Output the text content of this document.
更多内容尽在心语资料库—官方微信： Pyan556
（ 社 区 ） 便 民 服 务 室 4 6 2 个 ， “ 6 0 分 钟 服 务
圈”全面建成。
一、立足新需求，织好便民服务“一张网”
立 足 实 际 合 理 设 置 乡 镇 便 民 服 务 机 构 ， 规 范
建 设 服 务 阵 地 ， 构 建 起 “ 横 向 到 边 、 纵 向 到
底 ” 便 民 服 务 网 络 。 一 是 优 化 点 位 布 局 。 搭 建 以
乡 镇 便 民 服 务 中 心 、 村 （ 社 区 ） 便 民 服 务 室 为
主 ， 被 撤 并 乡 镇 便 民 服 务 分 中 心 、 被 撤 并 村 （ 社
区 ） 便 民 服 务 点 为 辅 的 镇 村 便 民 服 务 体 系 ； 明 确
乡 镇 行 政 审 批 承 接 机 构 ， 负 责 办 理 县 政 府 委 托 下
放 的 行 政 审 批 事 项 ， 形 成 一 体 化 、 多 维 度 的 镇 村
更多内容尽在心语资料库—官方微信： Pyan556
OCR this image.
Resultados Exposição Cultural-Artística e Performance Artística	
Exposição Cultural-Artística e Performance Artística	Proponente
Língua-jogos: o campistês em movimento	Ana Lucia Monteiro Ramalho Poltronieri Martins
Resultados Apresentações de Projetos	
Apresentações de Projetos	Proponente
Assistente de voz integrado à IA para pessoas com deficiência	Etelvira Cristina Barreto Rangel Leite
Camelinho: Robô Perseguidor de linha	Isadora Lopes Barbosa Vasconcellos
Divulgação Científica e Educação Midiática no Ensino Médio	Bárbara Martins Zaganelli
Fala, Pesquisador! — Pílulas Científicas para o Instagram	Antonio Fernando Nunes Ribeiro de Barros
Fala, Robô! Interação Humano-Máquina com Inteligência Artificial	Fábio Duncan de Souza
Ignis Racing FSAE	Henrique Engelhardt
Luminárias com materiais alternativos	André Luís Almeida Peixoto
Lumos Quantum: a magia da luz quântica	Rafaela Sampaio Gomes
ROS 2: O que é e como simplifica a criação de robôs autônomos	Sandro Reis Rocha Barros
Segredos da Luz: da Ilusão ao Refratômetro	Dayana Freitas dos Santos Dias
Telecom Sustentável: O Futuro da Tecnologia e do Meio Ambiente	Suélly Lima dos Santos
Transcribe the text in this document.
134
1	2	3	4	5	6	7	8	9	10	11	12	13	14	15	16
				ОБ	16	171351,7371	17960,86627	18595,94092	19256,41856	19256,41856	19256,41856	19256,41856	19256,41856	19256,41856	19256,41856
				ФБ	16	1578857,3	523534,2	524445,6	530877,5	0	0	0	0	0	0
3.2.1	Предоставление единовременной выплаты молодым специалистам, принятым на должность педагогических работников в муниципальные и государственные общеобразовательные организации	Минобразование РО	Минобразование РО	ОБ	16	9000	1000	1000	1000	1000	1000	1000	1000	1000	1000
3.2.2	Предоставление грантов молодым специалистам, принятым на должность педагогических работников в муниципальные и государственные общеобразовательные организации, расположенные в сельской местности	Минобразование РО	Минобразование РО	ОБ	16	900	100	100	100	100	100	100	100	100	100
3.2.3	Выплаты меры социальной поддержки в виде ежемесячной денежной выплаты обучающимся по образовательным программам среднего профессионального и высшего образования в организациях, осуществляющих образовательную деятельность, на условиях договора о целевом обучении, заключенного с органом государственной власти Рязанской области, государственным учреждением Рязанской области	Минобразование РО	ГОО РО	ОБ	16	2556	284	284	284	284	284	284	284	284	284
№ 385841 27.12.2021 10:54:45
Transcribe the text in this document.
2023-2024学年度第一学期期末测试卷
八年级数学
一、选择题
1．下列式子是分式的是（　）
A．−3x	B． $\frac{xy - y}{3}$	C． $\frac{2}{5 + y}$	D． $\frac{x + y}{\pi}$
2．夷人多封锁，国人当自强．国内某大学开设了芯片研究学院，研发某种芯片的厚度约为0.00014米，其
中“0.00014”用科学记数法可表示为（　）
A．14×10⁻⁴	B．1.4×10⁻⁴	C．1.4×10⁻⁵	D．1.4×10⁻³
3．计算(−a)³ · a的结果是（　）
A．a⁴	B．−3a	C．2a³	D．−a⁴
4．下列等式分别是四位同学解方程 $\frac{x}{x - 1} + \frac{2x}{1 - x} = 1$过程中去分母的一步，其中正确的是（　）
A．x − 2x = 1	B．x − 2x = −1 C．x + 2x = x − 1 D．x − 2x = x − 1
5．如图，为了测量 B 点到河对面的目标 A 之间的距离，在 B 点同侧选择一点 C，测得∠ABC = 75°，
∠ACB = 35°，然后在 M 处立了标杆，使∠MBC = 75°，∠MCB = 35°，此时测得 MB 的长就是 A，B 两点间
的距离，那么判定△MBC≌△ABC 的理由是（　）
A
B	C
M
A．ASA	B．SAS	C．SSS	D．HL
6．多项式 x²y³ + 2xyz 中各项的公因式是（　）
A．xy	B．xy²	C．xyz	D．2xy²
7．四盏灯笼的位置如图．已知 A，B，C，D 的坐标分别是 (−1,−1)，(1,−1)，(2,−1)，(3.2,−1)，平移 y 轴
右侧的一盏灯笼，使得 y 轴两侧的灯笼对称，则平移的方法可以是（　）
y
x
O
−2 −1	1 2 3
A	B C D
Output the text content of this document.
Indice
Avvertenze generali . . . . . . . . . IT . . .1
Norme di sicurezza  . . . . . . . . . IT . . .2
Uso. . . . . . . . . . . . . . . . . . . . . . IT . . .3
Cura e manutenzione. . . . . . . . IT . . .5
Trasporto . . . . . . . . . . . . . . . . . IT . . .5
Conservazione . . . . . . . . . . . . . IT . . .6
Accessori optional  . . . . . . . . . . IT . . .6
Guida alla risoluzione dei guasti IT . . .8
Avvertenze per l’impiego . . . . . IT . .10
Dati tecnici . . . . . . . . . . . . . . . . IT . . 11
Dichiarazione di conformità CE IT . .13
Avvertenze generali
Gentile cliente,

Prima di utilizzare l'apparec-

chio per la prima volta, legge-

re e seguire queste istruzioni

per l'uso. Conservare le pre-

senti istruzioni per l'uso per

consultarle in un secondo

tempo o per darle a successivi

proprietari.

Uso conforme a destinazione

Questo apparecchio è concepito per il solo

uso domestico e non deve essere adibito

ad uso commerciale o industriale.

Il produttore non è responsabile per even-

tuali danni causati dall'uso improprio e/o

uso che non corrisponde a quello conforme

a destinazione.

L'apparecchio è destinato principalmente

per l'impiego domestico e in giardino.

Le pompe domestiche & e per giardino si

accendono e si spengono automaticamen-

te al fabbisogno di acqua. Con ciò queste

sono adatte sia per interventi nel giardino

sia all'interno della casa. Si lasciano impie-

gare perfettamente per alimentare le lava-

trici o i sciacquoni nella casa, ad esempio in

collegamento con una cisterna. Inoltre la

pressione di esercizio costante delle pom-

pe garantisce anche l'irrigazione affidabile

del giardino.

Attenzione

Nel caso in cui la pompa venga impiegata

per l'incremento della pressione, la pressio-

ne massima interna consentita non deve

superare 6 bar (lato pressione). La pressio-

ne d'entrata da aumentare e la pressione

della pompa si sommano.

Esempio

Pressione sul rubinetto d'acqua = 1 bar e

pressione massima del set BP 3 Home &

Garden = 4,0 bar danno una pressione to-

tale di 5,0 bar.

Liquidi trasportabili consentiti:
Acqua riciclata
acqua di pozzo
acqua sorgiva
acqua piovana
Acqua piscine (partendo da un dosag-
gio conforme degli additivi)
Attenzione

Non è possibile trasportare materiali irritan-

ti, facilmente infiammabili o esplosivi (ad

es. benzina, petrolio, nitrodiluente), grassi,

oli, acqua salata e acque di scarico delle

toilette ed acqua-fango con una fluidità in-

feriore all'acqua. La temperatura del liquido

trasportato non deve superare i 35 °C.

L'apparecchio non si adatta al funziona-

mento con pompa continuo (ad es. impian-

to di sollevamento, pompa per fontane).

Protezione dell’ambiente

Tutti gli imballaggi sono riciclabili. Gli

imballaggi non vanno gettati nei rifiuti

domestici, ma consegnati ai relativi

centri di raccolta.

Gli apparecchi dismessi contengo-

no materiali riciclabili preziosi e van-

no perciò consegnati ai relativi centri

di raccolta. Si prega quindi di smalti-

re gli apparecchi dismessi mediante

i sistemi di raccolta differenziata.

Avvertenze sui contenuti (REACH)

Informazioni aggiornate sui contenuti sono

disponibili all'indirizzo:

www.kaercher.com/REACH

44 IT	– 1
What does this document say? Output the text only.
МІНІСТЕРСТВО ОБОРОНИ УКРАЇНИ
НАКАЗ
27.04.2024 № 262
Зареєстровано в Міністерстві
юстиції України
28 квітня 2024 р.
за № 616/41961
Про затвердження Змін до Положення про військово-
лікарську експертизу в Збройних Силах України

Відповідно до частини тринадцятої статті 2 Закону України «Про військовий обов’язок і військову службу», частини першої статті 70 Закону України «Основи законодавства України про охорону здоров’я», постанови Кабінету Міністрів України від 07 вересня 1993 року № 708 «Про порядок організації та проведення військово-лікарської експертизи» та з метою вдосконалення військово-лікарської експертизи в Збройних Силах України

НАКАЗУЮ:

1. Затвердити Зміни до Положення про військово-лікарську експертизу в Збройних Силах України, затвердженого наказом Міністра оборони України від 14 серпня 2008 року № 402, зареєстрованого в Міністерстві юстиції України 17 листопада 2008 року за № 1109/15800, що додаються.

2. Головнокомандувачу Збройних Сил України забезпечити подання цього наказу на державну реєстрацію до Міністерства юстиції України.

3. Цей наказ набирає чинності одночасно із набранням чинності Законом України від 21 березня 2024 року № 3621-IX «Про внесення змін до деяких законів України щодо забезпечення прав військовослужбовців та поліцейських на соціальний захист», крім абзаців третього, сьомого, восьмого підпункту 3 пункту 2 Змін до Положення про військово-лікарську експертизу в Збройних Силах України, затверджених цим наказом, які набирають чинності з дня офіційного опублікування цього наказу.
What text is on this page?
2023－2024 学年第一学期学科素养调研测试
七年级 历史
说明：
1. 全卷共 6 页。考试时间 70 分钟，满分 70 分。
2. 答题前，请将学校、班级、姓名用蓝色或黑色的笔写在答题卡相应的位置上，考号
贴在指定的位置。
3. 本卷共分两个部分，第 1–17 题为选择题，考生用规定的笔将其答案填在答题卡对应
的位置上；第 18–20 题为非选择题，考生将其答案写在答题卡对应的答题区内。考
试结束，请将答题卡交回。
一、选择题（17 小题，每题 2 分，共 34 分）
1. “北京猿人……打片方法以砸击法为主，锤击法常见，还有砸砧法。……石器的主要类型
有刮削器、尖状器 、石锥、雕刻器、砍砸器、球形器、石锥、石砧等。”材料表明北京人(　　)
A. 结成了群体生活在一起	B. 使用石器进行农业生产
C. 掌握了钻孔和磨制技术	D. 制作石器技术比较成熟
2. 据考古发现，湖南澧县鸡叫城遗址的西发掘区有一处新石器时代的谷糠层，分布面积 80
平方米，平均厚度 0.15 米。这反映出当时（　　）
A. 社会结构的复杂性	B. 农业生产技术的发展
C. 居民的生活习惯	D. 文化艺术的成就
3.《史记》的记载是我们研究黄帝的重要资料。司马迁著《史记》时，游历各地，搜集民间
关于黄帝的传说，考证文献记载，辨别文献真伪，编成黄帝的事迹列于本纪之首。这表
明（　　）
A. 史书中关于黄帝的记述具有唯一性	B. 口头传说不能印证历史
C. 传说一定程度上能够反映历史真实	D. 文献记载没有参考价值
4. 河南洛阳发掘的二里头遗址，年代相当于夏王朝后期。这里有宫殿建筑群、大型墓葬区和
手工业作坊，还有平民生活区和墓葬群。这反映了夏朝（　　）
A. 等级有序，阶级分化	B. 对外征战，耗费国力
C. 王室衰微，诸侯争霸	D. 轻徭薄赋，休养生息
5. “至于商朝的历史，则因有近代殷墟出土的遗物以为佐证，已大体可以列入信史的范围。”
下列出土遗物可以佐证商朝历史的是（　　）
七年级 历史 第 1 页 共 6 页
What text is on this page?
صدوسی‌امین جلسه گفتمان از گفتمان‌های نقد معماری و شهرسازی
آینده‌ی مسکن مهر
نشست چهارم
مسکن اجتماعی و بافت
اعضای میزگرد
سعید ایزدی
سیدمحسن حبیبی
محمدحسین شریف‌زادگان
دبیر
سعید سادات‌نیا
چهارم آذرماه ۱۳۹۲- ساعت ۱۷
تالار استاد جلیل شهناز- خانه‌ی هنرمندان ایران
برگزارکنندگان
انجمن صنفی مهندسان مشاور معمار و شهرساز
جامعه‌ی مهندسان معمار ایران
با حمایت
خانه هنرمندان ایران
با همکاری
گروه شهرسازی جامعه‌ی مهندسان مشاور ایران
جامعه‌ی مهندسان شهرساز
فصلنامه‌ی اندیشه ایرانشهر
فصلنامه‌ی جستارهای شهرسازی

..............................

Exercise brief:
All lines holding the word "materiali" should be picked out and copied.

Result of the exercise:
Non è possibile trasportare materiali irritan-
no materiali riciclabili preziosi e van-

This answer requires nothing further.